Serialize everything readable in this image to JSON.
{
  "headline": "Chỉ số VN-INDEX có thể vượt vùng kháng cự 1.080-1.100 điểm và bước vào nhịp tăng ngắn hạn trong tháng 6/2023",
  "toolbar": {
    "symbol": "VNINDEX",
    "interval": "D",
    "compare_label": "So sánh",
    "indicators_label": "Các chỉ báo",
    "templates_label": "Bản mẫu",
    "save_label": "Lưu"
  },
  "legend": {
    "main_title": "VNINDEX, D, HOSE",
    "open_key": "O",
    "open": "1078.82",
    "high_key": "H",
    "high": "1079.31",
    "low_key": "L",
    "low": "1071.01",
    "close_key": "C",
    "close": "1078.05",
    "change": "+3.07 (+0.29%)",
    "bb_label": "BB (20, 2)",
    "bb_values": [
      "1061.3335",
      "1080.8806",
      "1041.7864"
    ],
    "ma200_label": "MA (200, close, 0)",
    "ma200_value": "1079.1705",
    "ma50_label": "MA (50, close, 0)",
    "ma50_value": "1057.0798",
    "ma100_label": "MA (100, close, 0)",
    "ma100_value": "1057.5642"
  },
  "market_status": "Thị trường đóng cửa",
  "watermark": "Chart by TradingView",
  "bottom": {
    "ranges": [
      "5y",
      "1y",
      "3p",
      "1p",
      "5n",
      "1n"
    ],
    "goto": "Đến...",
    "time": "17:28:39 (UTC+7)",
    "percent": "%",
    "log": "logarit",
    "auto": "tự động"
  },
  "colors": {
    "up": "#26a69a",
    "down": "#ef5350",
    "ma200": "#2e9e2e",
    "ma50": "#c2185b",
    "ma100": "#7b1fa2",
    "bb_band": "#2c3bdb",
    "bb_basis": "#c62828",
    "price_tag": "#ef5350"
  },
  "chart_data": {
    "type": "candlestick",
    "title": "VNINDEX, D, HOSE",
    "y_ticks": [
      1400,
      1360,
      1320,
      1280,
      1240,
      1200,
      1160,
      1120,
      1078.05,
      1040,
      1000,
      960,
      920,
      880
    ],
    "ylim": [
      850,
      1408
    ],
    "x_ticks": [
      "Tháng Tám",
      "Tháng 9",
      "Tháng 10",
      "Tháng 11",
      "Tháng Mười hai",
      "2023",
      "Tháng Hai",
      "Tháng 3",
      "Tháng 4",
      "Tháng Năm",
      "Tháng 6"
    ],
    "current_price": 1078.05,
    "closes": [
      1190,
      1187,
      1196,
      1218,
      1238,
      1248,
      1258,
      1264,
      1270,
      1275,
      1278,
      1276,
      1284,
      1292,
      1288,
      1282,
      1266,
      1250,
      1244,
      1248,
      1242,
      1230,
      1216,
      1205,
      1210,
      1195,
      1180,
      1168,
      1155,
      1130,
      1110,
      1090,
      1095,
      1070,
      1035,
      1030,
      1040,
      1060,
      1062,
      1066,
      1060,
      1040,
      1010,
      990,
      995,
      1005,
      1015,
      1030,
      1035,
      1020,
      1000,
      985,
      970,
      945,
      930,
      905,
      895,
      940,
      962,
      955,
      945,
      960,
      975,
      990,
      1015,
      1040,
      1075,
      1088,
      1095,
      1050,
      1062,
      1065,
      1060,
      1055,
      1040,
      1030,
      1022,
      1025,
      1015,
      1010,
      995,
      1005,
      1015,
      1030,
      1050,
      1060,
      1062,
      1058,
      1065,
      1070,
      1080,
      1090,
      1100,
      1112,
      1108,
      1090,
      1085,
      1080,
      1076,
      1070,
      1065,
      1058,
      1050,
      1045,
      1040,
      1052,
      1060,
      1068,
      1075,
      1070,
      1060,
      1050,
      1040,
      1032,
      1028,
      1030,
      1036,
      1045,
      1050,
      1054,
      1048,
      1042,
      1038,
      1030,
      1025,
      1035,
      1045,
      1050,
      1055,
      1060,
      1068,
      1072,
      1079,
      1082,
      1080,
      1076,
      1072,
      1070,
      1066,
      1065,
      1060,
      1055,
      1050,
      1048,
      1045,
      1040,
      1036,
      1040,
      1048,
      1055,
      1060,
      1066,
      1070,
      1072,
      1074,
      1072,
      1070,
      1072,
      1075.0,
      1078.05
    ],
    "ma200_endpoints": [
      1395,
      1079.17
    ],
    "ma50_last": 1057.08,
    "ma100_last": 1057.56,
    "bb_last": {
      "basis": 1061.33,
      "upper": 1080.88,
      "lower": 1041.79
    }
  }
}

-=-=-=-=-

Repeat the entries above exactly, leaving nothing out.

Serialize everything readable in this image to JSON.
{
  "headline": "Chỉ số VN-INDEX có thể vượt vùng kháng cự 1.080-1.100 điểm và bước vào nhịp tăng ngắn hạn trong tháng 6/2023",
  "toolbar": {
    "symbol": "VNINDEX",
    "interval": "D",
    "compare_label": "So sánh",
    "indicators_label": "Các chỉ báo",
    "templates_label": "Bản mẫu",
    "save_label": "Lưu"
  },
  "legend": {
    "main_title": "VNINDEX, D, HOSE",
    "open_key": "O",
    "open": "1078.82",
    "high_key": "H",
    "high": "1079.31",
    "low_key": "L",
    "low": "1071.01",
    "close_key": "C",
    "close": "1078.05",
    "change": "+3.07 (+0.29%)",
    "bb_label": "BB (20, 2)",
    "bb_values": [
      "1061.3335",
      "1080.8806",
      "1041.7864"
    ],
    "ma200_label": "MA (200, close, 0)",
    "ma200_value": "1079.1705",
    "ma50_label": "MA (50, close, 0)",
    "ma50_value": "1057.0798",
    "ma100_label": "MA (100, close, 0)",
    "ma100_value": "1057.5642"
  },
  "market_status": "Thị trường đóng cửa",
  "watermark": "Chart by TradingView",
  "bottom": {
    "ranges": [
      "5y",
      "1y",
      "3p",
      "1p",
      "5n",
      "1n"
    ],
    "goto": "Đến...",
    "time": "17:28:39 (UTC+7)",
    "percent": "%",
    "log": "logarit",
    "auto": "tự động"
  },
  "colors": {
    "up": "#26a69a",
    "down": "#ef5350",
    "ma200": "#2e9e2e",
    "ma50": "#c2185b",
    "ma100": "#7b1fa2",
    "bb_band": "#2c3bdb",
    "bb_basis": "#c62828",
    "price_tag": "#ef5350"
  },
  "chart_data": {
    "type": "candlestick",
    "title": "VNINDEX, D, HOSE",
    "y_ticks": [
      1400,
      1360,
      1320,
      1280,
      1240,
      1200,
      1160,
      1120,
      1078.05,
      1040,
      1000,
      960,
      920,
      880
    ],
    "ylim": [
      850,
      1408
    ],
    "x_ticks": [
      "Tháng Tám",
      "Tháng 9",
      "Tháng 10",
      "Tháng 11",
      "Tháng Mười hai",
      "2023",
      "Tháng Hai",
      "Tháng 3",
      "Tháng 4",
      "Tháng Năm",
      "Tháng 6"
    ],
    "current_price": 1078.05,
    "closes": [
      1190,
      1187,
      1196,
      1218,
      1238,
      1248,
      1258,
      1264,
      1270,
      1275,
      1278,
      1276,
      1284,
      1292,
      1288,
      1282,
      1266,
      1250,
      1244,
      1248,
      1242,
      1230,
      1216,
      1205,
      1210,
      1195,
      1180,
      1168,
      1155,
      1130,
      1110,
      1090,
      1095,
      1070,
      1035,
      1030,
      1040,
      1060,
      1062,
      1066,
      1060,
      1040,
      1010,
      990,
      995,
      1005,
      1015,
      1030,
      1035,
      1020,
      1000,
      985,
      970,
      945,
      930,
      905,
      895,
      940,
      962,
      955,
      945,
      960,
      975,
      990,
      1015,
      1040,
      1075,
      1088,
      1095,
      1050,
      1062,
      1065,
      1060,
      1055,
      1040,
      1030,
      1022,
      1025,
      1015,
      1010,
      995,
      1005,
      1015,
      1030,
      1050,
      1060,
      1062,
      1058,
      1065,
      1070,
      1080,
      1090,
      1100,
      1112,
      1108,
      1090,
      1085,
      1080,
      1076,
      1070,
      1065,
      1058,
      1050,
      1045,
      1040,
      1052,
      1060,
      1068,
      1075,
      1070,
      1060,
      1050,
      1040,
      1032,
      1028,
      1030,
      1036,
      1045,
      1050,
      1054,
      1048,
      1042,
      1038,
      1030,
      1025,
      1035,
      1045,
      1050,
      1055,
      1060,
      1068,
      1072,
      1079,
      1082,
      1080,
      1076,
      1072,
      1070,
      1066,
      1065,
      1060,
      1055,
      1050,
      1048,
      1045,
      1040,
      1036,
      1040,
      1048,
      1055,
      1060,
      1066,
      1070,
      1072,
      1074,
      1072,
      1070,
      1072,
      1075.0,
      1078.05
    ],
    "ma200_endpoints": [
      1395,
      1079.17
    ],
    "ma50_last": 1057.08,
    "ma100_last": 1057.56,
    "bb_last": {
      "basis": 1061.33,
      "upper": 1080.88,
      "lower": 1041.79
    }
  }
}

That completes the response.